## INSTRUCTIONS FOR THE TASK
The records below must be transcribed exactly. Do not include the pictures.

<<<<

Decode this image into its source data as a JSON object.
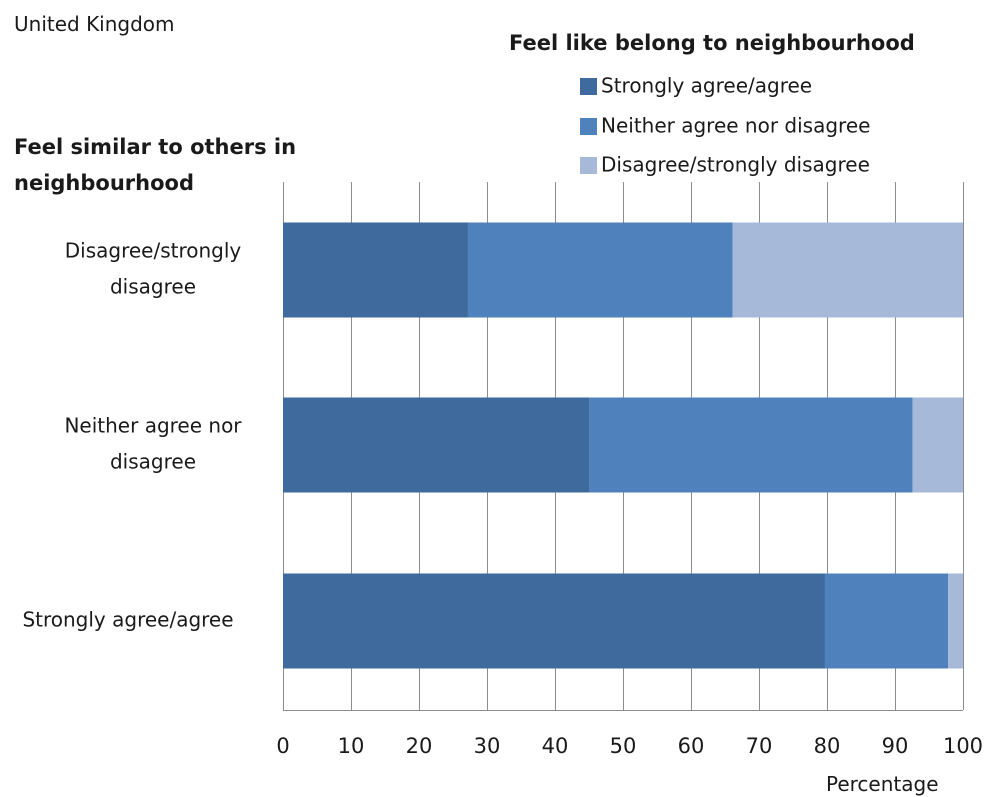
{
  "region_label": "United Kingdom",
  "chart_data": {
    "type": "bar",
    "orientation": "horizontal",
    "stacked": true,
    "title": "",
    "legend": {
      "title": "Feel  like belong to neighbourhood",
      "placement": "top-right",
      "entries": [
        "Strongly agree/agree",
        "Neither agree nor disagree",
        "Disagree/strongly disagree"
      ]
    },
    "ylabel_lines": [
      "Feel similar to others in",
      "neighbourhood"
    ],
    "xlabel": "Percentage",
    "xlim": [
      0,
      100
    ],
    "xticks": [
      "0",
      "10",
      "20",
      "30",
      "40",
      "50",
      "60",
      "70",
      "80",
      "90",
      "100"
    ],
    "grid": "vertical",
    "categories": [
      {
        "lines": [
          "Disagree/strongly",
          "disagree"
        ]
      },
      {
        "lines": [
          "Neither agree nor",
          "disagree"
        ]
      },
      {
        "lines": [
          "Strongly agree/agree"
        ]
      }
    ],
    "series": [
      {
        "name": "Strongly agree/agree",
        "color": "#3f6a9e",
        "values": [
          27.2,
          45.1,
          79.7
        ]
      },
      {
        "name": "Neither agree nor disagree",
        "color": "#4f81bd",
        "values": [
          38.9,
          47.5,
          18.1
        ]
      },
      {
        "name": "Disagree/strongly disagree",
        "color": "#a7b9d9",
        "values": [
          33.9,
          7.4,
          2.2
        ]
      }
    ]
  }
}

>>>>

## EXERCISE OUTPUT
Decode this image into its source data as a JSON object.
{
  "region_label": "United Kingdom",
  "chart_data": {
    "type": "bar",
    "orientation": "horizontal",
    "stacked": true,
    "title": "",
    "legend": {
      "title": "Feel  like belong to neighbourhood",
      "placement": "top-right",
      "entries": [
        "Strongly agree/agree",
        "Neither agree nor disagree",
        "Disagree/strongly disagree"
      ]
    },
    "ylabel_lines": [
      "Feel similar to others in",
      "neighbourhood"
    ],
    "xlabel": "Percentage",
    "xlim": [
      0,
      100
    ],
    "xticks": [
      "0",
      "10",
      "20",
      "30",
      "40",
      "50",
      "60",
      "70",
      "80",
      "90",
      "100"
    ],
    "grid": "vertical",
    "categories": [
      {
        "lines": [
          "Disagree/strongly",
          "disagree"
        ]
      },
      {
        "lines": [
          "Neither agree nor",
          "disagree"
        ]
      },
      {
        "lines": [
          "Strongly agree/agree"
        ]
      }
    ],
    "series": [
      {
        "name": "Strongly agree/agree",
        "color": "#3f6a9e",
        "values": [
          27.2,
          45.1,
          79.7
        ]
      },
      {
        "name": "Neither agree nor disagree",
        "color": "#4f81bd",
        "values": [
          38.9,
          47.5,
          18.1
        ]
      },
      {
        "name": "Disagree/strongly disagree",
        "color": "#a7b9d9",
        "values": [
          33.9,
          7.4,
          2.2
        ]
      }
    ]
  }
}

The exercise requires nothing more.